Data items
━━━━━━━━━━━━━━━━━━━━━━━━━━━━━━
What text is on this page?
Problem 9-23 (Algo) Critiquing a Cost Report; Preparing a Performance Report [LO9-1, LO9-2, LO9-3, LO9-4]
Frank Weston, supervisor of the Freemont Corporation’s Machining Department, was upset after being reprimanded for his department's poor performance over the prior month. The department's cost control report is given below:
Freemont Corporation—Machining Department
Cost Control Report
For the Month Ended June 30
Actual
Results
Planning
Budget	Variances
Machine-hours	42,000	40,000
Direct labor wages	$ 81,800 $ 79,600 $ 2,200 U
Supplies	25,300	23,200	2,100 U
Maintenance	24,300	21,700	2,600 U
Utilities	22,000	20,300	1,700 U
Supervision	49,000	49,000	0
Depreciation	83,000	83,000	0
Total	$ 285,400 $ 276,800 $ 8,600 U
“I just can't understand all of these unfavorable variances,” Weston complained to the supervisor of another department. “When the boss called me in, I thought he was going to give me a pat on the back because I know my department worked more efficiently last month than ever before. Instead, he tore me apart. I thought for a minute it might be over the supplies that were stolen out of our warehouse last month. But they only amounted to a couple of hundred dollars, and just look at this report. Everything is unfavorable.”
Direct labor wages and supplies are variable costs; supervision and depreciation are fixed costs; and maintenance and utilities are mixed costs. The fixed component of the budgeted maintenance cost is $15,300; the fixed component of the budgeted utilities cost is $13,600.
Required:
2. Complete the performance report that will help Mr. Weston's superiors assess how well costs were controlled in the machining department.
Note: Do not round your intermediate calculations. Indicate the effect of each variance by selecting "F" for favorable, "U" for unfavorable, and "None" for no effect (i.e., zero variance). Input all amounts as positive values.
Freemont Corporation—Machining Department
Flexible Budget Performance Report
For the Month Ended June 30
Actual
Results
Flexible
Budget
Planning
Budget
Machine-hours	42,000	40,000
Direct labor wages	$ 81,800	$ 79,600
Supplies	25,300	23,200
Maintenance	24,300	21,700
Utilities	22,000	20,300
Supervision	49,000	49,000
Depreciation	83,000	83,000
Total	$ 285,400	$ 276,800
━━━━━━━━━━━━━━━━━━━━━━━━━━━━━━
→ Exercise objective
Reproduce each line of the material above precisely.

→ Reply to the task
What text is on this page?
Problem 9-23 (Algo) Critiquing a Cost Report; Preparing a Performance Report [LO9-1, LO9-2, LO9-3, LO9-4]
Frank Weston, supervisor of the Freemont Corporation’s Machining Department, was upset after being reprimanded for his department's poor performance over the prior month. The department's cost control report is given below:
Freemont Corporation—Machining Department
Cost Control Report
For the Month Ended June 30
Actual
Results
Planning
Budget	Variances
Machine-hours	42,000	40,000
Direct labor wages	$ 81,800 $ 79,600 $ 2,200 U
Supplies	25,300	23,200	2,100 U
Maintenance	24,300	21,700	2,600 U
Utilities	22,000	20,300	1,700 U
Supervision	49,000	49,000	0
Depreciation	83,000	83,000	0
Total	$ 285,400 $ 276,800 $ 8,600 U
“I just can't understand all of these unfavorable variances,” Weston complained to the supervisor of another department. “When the boss called me in, I thought he was going to give me a pat on the back because I know my department worked more efficiently last month than ever before. Instead, he tore me apart. I thought for a minute it might be over the supplies that were stolen out of our warehouse last month. But they only amounted to a couple of hundred dollars, and just look at this report. Everything is unfavorable.”
Direct labor wages and supplies are variable costs; supervision and depreciation are fixed costs; and maintenance and utilities are mixed costs. The fixed component of the budgeted maintenance cost is $15,300; the fixed component of the budgeted utilities cost is $13,600.
Required:
2. Complete the performance report that will help Mr. Weston's superiors assess how well costs were controlled in the machining department.
Note: Do not round your intermediate calculations. Indicate the effect of each variance by selecting "F" for favorable, "U" for unfavorable, and "None" for no effect (i.e., zero variance). Input all amounts as positive values.
Freemont Corporation—Machining Department
Flexible Budget Performance Report
For the Month Ended June 30
Actual
Results
Flexible
Budget
Planning
Budget
Machine-hours	42,000	40,000
Direct labor wages	$ 81,800	$ 79,600
Supplies	25,300	23,200
Maintenance	24,300	21,700
Utilities	22,000	20,300
Supervision	49,000	49,000
Depreciation	83,000	83,000
Total	$ 285,400	$ 276,800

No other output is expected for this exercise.